# ITEMS
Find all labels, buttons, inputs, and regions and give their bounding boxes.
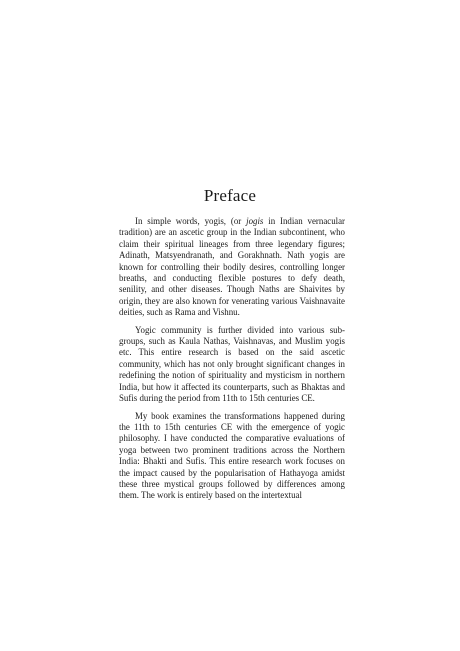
paragraph-1 [119, 216, 345, 319]
paragraph-2: Yogic community is further divided into various sub-groups, such as Kaula Nathas, Vaishnavas, and Muslim yogis etc. This entire research is based on the said ascetic community, which has not only brought significant changes in redefining the notion of spirituality and mysticism in northern India, but how it affected its counterparts, such as Bhaktas and Sufis during the period from 11th to 15th centuries CE. [119, 324, 345, 404]
paragraph-3: My book examines the transformations happened during the 11th to 15th centuries CE with the emergence of yogic philosophy. I have conducted the comparative evaluations of yoga between two prominent traditions across the Northern India: Bhakti and Sufis. This entire research work focuses on the impact caused by the popularisation of Hathayoga amidst these three mystical groups followed by differences among them. The work is entirely based on the intertextual [119, 410, 345, 501]
paragraph-1-text-start: In simple words, yogis, (or [135, 216, 247, 226]
page-title: Preface [203, 186, 257, 205]
paragraph-1-text-end: in Indian vernacular tradition) are an ascetic group in the Indian subcontinent, who claim their spiritual lineages from three legendary figures; Adinath, Matsyendranath, and Gorakhnath. Nath yogis are known for controlling their bodily desires, controlling longer breaths, and conducting flexible postures to defy death, senility, and other diseases. Though Naths are Shaivites by origin, they are also known for venerating various Vaishnavaite deities, such as Rama and Vishnu. [119, 216, 345, 318]
paragraph-1-emphasis: jogis [246, 216, 264, 226]
preface-body [119, 216, 345, 508]
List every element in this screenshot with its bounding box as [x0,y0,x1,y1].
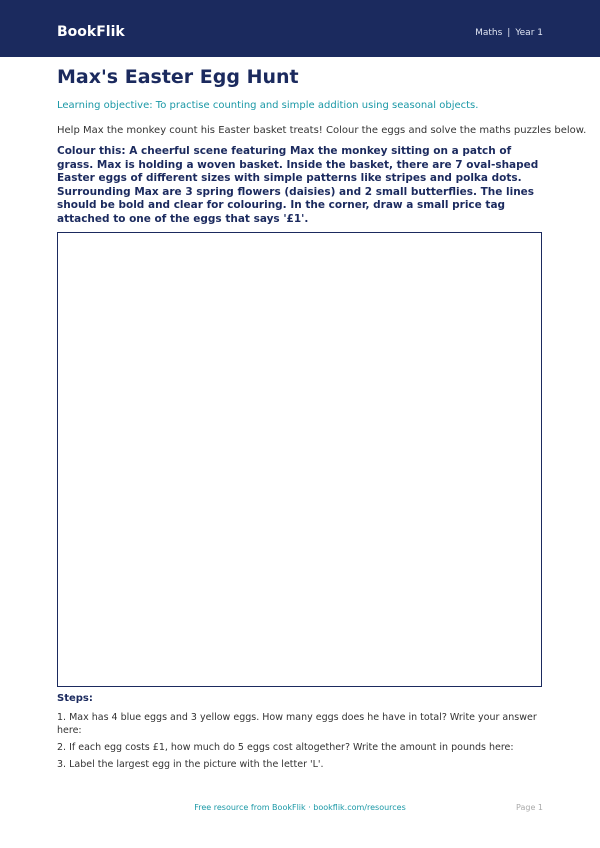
page-title: Max's Easter Egg Hunt [57,66,299,88]
step-item [57,711,547,737]
header-meta [475,27,543,39]
footer-link[interactable]: Free resource from BookFlik · bookflik.com/resources [194,803,406,812]
brand-logo: BookFlik [57,24,125,40]
step-text: If each egg costs £1, how much do 5 eggs cost altogether? Write the amount in pounds here: [69,742,514,753]
steps-heading: Steps: [57,693,93,704]
meta-separator: | [507,28,511,38]
intro-text: Help Max the monkey count his Easter basket treats! Colour the eggs and solve the maths puzzles below. [57,125,587,136]
colouring-instruction: Colour this: A cheerful scene featuring Max the monkey sitting on a patch of grass. Max is holding a woven basket. Inside the basket, there are 7 oval-shaped Easter eggs of different sizes with simple patterns like stripes and polka dots. Surrounding Max are 3 spring flowers (daisies) and 2 small butterflies. The lines should be bold and clear for colouring. In the corner, draw a small price tag attached to one of the eggs that says '£1'. [57,145,539,225]
page-number: Page 1 [516,803,543,812]
step-item [57,758,547,771]
colouring-area[interactable] [57,232,542,687]
year-label: Year 1 [515,28,543,38]
learning-objective: Learning objective: To practise counting and simple addition using seasonal objects. [57,100,479,111]
step-number: 3. [57,759,67,770]
step-item [57,741,547,754]
step-number: 1. [57,712,67,723]
step-number: 2. [57,742,67,753]
steps-list [57,711,547,775]
step-text: Label the largest egg in the picture with the letter 'L'. [69,759,324,770]
header-bar [0,0,600,57]
step-text: Max has 4 blue eggs and 3 yellow eggs. How many eggs does he have in total? Write your answer here: [57,712,537,736]
subject-label: Maths [475,28,503,38]
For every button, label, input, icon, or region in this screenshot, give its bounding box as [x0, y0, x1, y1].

# PROBLEM
Could you write out all the records again with every "monkey" changed to "koala", leaving everything else unchanged and omitting the pictures?

# ANSWER FOR THIS EXERCISE
Find all labels, buttons, inputs, and regions and give their bounding boxes.
paragraph-1 [119, 216, 345, 319]
paragraph-2: Yogic community is further divided into various sub-groups, such as Kaula Nathas, Vaishnavas, and Muslim yogis etc. This entire research is based on the said ascetic community, which has not only brought significant changes in redefining the notion of spirituality and mysticism in northern India, but how it affected its counterparts, such as Bhaktas and Sufis during the period from 11th to 15th centuries CE. [119, 324, 345, 404]
paragraph-3: My book examines the transformations happened during the 11th to 15th centuries CE with the emergence of yogic philosophy. I have conducted the comparative evaluations of yoga between two prominent traditions across the Northern India: Bhakti and Sufis. This entire research work focuses on the impact caused by the popularisation of Hathayoga amidst these three mystical groups followed by differences among them. The work is entirely based on the intertextual [119, 410, 345, 501]
paragraph-1-text-start: In simple words, yogis, (or [135, 216, 247, 226]
page-title: Preface [203, 186, 257, 205]
paragraph-1-text-end: in Indian vernacular tradition) are an ascetic group in the Indian subcontinent, who claim their spiritual lineages from three legendary figures; Adinath, Matsyendranath, and Gorakhnath. Nath yogis are known for controlling their bodily desires, controlling longer breaths, and conducting flexible postures to defy death, senility, and other diseases. Though Naths are Shaivites by origin, they are also known for venerating various Vaishnavaite deities, such as Rama and Vishnu. [119, 216, 345, 318]
paragraph-1-emphasis: jogis [246, 216, 264, 226]
preface-body [119, 216, 345, 508]
List every element in this screenshot with its bounding box as [x0,y0,x1,y1].
page-title: Max's Easter Egg Hunt [57,66,299,88]
step-item [57,711,547,737]
header-meta [475,27,543,39]
footer-link[interactable]: Free resource from BookFlik · bookflik.com/resources [194,803,406,812]
brand-logo: BookFlik [57,24,125,40]
step-text: If each egg costs £1, how much do 5 eggs cost altogether? Write the amount in pounds here: [69,742,514,753]
steps-heading: Steps: [57,693,93,704]
meta-separator: | [507,28,511,38]
intro-text: Help Max the koala count his Easter basket treats! Colour the eggs and solve the maths puzzles below. [57,125,587,136]
colouring-instruction: Colour this: A cheerful scene featuring Max the koala sitting on a patch of grass. Max is holding a woven basket. Inside the basket, there are 7 oval-shaped Easter eggs of different sizes with simple patterns like stripes and polka dots. Surrounding Max are 3 spring flowers (daisies) and 2 small butterflies. The lines should be bold and clear for colouring. In the corner, draw a small price tag attached to one of the eggs that says '£1'. [57,145,539,225]
page-number: Page 1 [516,803,543,812]
step-item [57,758,547,771]
colouring-area[interactable] [57,232,542,687]
year-label: Year 1 [515,28,543,38]
learning-objective: Learning objective: To practise counting and simple addition using seasonal objects. [57,100,479,111]
step-number: 3. [57,759,67,770]
step-item [57,741,547,754]
step-number: 1. [57,712,67,723]
step-number: 2. [57,742,67,753]
steps-list [57,711,547,775]
step-text: Label the largest egg in the picture with the letter 'L'. [69,759,324,770]
header-bar [0,0,600,57]
step-text: Max has 4 blue eggs and 3 yellow eggs. How many eggs does he have in total? Write your answer here: [57,712,537,736]
subject-label: Maths [475,28,503,38]
For every button, label, input, icon, or region in this screenshot, give its bounding box as [x0, y0, x1, y1].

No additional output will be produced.